>> start MATERIAL FOR THIS EXERCISE
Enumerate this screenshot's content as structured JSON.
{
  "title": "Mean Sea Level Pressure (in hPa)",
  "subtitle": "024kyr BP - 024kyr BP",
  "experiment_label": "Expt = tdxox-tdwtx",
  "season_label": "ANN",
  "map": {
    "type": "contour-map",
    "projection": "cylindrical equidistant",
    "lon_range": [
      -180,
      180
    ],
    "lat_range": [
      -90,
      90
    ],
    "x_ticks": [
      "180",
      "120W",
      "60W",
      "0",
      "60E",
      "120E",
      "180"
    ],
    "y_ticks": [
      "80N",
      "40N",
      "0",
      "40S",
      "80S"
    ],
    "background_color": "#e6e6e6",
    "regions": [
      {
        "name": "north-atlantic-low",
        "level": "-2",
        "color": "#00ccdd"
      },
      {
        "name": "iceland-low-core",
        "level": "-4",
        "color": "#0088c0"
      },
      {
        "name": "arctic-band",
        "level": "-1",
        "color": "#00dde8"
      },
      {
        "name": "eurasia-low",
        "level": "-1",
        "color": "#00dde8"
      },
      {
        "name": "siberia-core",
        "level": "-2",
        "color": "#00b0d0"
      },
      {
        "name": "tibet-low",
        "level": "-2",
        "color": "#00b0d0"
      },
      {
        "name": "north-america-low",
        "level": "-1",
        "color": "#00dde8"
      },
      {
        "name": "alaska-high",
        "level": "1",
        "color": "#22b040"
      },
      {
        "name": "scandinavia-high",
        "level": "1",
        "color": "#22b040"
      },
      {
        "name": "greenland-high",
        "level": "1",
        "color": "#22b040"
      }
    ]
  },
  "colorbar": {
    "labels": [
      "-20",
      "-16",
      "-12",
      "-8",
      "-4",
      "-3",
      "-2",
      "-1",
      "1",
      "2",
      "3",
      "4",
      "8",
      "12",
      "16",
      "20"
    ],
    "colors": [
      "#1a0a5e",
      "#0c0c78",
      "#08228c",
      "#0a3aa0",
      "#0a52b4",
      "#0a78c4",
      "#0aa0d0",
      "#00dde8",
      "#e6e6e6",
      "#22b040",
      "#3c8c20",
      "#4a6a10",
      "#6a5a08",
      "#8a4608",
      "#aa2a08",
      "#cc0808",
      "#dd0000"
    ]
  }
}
>> end MATERIAL FOR THIS EXERCISE
• [WHAT YOU ARE ASKED TO DO]
Write out the material exactly as given.

• [TASK RESULT]
Enumerate this screenshot's content as structured JSON.
{
  "title": "Mean Sea Level Pressure (in hPa)",
  "subtitle": "024kyr BP - 024kyr BP",
  "experiment_label": "Expt = tdxox-tdwtx",
  "season_label": "ANN",
  "map": {
    "type": "contour-map",
    "projection": "cylindrical equidistant",
    "lon_range": [
      -180,
      180
    ],
    "lat_range": [
      -90,
      90
    ],
    "x_ticks": [
      "180",
      "120W",
      "60W",
      "0",
      "60E",
      "120E",
      "180"
    ],
    "y_ticks": [
      "80N",
      "40N",
      "0",
      "40S",
      "80S"
    ],
    "background_color": "#e6e6e6",
    "regions": [
      {
        "name": "north-atlantic-low",
        "level": "-2",
        "color": "#00ccdd"
      },
      {
        "name": "iceland-low-core",
        "level": "-4",
        "color": "#0088c0"
      },
      {
        "name": "arctic-band",
        "level": "-1",
        "color": "#00dde8"
      },
      {
        "name": "eurasia-low",
        "level": "-1",
        "color": "#00dde8"
      },
      {
        "name": "siberia-core",
        "level": "-2",
        "color": "#00b0d0"
      },
      {
        "name": "tibet-low",
        "level": "-2",
        "color": "#00b0d0"
      },
      {
        "name": "north-america-low",
        "level": "-1",
        "color": "#00dde8"
      },
      {
        "name": "alaska-high",
        "level": "1",
        "color": "#22b040"
      },
      {
        "name": "scandinavia-high",
        "level": "1",
        "color": "#22b040"
      },
      {
        "name": "greenland-high",
        "level": "1",
        "color": "#22b040"
      }
    ]
  },
  "colorbar": {
    "labels": [
      "-20",
      "-16",
      "-12",
      "-8",
      "-4",
      "-3",
      "-2",
      "-1",
      "1",
      "2",
      "3",
      "4",
      "8",
      "12",
      "16",
      "20"
    ],
    "colors": [
      "#1a0a5e",
      "#0c0c78",
      "#08228c",
      "#0a3aa0",
      "#0a52b4",
      "#0a78c4",
      "#0aa0d0",
      "#00dde8",
      "#e6e6e6",
      "#22b040",
      "#3c8c20",
      "#4a6a10",
      "#6a5a08",
      "#8a4608",
      "#aa2a08",
      "#cc0808",
      "#dd0000"
    ]
  }
}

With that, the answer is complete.